## Your objective
Give back a single number, the count of lines containing the word "Hongruixuan".

Stored entries
┄┄┄┄┄┄

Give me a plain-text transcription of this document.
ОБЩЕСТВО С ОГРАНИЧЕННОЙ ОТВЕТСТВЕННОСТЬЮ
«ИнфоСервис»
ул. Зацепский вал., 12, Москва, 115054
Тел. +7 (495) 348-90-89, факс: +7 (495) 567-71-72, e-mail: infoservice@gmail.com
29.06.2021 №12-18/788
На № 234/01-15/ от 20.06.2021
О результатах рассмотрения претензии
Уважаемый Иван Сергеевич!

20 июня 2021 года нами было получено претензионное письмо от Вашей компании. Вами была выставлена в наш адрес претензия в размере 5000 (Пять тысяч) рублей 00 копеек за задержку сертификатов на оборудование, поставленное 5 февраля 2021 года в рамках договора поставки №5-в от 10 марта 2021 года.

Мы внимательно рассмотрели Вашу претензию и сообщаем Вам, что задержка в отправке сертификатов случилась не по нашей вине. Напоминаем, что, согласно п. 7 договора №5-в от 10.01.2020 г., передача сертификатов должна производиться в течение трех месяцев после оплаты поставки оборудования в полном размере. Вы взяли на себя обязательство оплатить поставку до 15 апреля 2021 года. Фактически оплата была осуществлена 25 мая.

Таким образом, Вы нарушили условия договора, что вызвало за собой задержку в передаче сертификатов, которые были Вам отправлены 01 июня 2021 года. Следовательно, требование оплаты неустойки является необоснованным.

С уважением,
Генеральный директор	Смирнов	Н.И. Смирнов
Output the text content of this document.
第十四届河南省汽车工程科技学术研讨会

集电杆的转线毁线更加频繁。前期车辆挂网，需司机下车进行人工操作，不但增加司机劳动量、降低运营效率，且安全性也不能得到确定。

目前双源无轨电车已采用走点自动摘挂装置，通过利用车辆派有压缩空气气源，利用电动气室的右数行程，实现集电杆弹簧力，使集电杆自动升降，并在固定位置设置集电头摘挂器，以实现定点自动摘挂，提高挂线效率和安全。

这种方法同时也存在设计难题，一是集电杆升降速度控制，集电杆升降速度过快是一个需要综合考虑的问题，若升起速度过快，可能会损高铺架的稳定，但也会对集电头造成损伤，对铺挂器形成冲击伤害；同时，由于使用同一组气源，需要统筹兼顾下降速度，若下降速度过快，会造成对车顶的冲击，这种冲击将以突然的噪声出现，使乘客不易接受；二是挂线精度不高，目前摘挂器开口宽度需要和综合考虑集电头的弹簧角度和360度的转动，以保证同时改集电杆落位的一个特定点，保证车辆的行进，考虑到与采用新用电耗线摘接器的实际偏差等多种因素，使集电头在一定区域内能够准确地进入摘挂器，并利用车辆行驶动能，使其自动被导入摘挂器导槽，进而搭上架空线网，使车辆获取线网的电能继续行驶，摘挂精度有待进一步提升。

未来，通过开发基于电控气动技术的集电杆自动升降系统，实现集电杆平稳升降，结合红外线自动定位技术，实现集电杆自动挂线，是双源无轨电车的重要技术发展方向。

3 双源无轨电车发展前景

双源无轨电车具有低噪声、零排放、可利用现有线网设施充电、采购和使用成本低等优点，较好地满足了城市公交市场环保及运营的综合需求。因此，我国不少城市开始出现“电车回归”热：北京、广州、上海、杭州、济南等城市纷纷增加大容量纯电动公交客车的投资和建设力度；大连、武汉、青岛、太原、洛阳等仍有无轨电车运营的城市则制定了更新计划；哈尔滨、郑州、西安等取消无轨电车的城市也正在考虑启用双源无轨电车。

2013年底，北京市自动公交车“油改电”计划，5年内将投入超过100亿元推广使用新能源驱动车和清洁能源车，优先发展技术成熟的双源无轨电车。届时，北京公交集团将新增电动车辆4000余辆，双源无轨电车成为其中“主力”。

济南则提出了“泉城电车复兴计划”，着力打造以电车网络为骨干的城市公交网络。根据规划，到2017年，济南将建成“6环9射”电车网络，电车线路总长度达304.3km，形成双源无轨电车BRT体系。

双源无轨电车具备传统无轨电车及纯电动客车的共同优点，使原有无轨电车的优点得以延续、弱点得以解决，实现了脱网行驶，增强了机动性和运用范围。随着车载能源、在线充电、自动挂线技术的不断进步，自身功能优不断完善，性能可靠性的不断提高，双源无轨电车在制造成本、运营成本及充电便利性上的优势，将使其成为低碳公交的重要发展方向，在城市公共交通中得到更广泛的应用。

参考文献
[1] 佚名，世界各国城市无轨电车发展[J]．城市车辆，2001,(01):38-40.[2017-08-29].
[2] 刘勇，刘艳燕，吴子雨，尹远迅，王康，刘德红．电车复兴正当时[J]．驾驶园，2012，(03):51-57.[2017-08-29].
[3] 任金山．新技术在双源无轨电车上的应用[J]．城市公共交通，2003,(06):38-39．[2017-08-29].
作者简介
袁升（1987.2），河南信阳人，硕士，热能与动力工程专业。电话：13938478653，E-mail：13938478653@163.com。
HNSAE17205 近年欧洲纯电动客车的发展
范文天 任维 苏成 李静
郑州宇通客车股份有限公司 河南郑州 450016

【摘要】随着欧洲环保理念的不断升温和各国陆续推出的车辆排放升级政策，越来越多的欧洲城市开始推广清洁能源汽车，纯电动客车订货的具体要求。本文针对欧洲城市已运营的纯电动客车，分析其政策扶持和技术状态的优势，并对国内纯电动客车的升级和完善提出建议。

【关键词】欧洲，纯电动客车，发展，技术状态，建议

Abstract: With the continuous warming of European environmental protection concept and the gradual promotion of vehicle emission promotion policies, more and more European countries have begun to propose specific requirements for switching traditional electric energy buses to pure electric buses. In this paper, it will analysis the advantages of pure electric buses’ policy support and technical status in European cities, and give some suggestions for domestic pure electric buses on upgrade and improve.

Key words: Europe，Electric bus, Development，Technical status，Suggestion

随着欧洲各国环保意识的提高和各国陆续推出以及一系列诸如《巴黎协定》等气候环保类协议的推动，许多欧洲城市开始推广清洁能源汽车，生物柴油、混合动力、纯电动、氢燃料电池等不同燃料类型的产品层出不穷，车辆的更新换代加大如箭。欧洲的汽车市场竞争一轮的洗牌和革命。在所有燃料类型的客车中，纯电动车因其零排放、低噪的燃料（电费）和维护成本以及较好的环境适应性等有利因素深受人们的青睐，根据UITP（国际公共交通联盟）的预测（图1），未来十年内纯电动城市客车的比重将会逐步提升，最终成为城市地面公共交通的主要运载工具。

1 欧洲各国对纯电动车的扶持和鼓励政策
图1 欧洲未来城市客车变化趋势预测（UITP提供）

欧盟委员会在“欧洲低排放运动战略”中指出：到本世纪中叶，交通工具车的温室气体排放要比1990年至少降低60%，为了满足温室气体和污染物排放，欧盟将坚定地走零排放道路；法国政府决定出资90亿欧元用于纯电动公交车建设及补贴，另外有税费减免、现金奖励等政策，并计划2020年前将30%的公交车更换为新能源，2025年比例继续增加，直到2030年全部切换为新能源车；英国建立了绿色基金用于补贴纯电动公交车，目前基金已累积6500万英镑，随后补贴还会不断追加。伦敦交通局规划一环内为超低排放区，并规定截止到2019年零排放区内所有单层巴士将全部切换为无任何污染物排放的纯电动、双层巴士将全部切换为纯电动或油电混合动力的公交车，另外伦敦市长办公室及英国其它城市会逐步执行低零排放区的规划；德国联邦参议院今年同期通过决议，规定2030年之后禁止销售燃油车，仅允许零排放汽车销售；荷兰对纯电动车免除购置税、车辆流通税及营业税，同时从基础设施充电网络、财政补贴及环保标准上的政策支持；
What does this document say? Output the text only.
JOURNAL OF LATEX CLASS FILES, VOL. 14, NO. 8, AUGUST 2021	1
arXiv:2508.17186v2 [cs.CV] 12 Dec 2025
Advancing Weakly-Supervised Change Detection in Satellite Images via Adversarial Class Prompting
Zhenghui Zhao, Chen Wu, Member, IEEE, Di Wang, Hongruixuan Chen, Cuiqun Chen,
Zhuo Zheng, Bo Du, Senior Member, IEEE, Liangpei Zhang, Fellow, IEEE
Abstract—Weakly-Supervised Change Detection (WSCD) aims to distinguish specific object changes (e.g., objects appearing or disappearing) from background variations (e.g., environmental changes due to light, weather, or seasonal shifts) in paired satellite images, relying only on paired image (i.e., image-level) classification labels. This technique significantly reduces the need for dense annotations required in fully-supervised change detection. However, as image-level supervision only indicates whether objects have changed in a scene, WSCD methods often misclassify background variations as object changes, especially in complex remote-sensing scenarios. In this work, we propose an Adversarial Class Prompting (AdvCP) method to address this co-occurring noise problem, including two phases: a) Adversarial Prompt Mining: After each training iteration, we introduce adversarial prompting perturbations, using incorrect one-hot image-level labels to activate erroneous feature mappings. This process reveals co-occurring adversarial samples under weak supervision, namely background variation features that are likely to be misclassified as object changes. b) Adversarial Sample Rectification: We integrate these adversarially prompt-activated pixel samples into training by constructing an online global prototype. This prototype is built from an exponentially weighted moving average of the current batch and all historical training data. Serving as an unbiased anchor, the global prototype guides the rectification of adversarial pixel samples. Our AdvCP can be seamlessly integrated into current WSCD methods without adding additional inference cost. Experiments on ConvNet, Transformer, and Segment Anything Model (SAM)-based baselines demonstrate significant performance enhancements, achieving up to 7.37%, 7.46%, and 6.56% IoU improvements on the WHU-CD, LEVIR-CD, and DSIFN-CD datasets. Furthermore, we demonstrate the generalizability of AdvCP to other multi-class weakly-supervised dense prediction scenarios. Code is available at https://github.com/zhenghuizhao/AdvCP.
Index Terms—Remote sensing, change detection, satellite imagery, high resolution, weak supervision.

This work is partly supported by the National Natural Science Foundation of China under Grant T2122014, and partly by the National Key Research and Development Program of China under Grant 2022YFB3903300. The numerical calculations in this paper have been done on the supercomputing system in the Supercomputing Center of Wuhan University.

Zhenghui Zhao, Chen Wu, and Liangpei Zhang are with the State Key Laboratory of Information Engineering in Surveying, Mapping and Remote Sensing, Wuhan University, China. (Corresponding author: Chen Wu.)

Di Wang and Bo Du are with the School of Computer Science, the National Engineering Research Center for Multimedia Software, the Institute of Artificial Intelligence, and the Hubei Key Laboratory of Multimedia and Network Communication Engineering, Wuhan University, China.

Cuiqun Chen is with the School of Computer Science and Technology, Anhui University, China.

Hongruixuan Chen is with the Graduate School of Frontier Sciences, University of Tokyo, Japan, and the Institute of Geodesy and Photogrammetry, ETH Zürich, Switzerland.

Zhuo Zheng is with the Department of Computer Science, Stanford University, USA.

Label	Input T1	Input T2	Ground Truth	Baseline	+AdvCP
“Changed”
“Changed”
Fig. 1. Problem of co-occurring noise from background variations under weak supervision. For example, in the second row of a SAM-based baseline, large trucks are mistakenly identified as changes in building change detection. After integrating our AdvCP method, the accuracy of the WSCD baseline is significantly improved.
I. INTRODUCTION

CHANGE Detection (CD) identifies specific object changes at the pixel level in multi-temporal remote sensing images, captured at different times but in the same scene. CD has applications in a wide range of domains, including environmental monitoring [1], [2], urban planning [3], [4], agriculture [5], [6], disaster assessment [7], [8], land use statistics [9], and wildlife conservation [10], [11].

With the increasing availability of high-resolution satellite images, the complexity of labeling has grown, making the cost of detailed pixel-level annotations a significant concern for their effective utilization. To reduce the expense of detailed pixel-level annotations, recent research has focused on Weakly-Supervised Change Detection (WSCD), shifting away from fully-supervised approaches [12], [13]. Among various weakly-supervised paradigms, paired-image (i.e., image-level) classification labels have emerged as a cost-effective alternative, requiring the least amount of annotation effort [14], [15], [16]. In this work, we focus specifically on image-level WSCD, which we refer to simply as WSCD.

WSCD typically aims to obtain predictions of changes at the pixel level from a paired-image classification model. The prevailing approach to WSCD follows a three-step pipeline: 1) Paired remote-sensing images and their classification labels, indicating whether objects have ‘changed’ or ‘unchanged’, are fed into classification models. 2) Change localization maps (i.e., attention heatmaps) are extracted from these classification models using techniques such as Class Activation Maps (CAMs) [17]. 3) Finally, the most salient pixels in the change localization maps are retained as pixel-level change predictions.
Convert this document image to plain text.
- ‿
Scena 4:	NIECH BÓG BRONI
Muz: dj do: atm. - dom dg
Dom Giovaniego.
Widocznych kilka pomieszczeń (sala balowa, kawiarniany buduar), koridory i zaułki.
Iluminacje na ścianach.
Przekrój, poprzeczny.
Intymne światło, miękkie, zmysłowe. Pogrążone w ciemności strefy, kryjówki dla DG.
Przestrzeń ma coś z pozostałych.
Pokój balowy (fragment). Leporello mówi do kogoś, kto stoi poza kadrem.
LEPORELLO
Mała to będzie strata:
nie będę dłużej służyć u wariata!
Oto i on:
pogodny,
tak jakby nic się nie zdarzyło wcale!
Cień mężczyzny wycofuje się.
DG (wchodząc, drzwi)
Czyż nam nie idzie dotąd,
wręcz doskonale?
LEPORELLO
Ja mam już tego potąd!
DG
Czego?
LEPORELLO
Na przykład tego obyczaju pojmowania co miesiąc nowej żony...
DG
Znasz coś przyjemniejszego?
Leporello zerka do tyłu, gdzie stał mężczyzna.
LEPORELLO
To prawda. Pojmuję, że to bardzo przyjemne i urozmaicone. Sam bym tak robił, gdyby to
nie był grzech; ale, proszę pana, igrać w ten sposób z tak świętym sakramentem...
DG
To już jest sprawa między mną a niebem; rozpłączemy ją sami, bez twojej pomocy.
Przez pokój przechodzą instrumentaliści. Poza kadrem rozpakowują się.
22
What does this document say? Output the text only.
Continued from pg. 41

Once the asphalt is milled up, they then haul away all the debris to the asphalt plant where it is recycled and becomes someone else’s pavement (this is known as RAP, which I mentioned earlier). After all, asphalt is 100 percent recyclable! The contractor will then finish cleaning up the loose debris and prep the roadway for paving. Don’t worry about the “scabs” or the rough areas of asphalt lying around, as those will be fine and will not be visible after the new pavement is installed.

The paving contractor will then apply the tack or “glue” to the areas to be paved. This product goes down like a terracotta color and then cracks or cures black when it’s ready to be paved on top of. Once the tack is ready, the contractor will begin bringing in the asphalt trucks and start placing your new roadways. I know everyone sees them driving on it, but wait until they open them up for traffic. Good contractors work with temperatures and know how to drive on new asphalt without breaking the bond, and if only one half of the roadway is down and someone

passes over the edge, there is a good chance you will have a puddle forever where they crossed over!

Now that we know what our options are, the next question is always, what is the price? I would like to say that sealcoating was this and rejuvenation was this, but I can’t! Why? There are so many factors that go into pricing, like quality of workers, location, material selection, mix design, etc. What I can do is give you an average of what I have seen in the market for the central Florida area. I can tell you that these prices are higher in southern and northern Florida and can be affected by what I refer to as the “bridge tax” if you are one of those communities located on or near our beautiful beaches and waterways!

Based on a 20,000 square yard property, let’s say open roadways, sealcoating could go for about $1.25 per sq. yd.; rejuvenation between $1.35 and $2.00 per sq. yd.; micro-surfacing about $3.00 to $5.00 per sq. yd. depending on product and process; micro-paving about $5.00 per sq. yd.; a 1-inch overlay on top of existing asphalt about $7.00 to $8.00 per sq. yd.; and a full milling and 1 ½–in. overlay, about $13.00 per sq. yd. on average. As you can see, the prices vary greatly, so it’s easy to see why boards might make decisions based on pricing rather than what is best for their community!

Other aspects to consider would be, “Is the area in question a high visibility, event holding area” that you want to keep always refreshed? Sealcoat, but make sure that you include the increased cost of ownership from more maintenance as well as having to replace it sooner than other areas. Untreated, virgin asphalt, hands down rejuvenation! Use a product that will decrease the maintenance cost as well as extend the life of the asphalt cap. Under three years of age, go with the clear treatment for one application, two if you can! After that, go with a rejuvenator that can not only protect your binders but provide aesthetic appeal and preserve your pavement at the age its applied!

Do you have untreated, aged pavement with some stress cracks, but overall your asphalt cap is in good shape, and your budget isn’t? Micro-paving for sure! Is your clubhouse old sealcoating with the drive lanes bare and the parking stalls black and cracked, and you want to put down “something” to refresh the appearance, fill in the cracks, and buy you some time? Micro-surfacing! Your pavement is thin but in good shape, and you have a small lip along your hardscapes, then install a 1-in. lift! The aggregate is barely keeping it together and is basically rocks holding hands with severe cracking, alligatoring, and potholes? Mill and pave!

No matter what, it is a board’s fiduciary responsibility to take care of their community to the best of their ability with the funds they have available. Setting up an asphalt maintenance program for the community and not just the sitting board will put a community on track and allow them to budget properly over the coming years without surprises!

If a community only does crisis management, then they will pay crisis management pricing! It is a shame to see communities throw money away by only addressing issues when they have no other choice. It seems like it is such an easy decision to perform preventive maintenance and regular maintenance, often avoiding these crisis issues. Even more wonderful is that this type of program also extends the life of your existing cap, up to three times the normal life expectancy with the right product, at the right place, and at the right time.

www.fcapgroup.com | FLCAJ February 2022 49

┄┄┄┄┄┄

## Complete response
2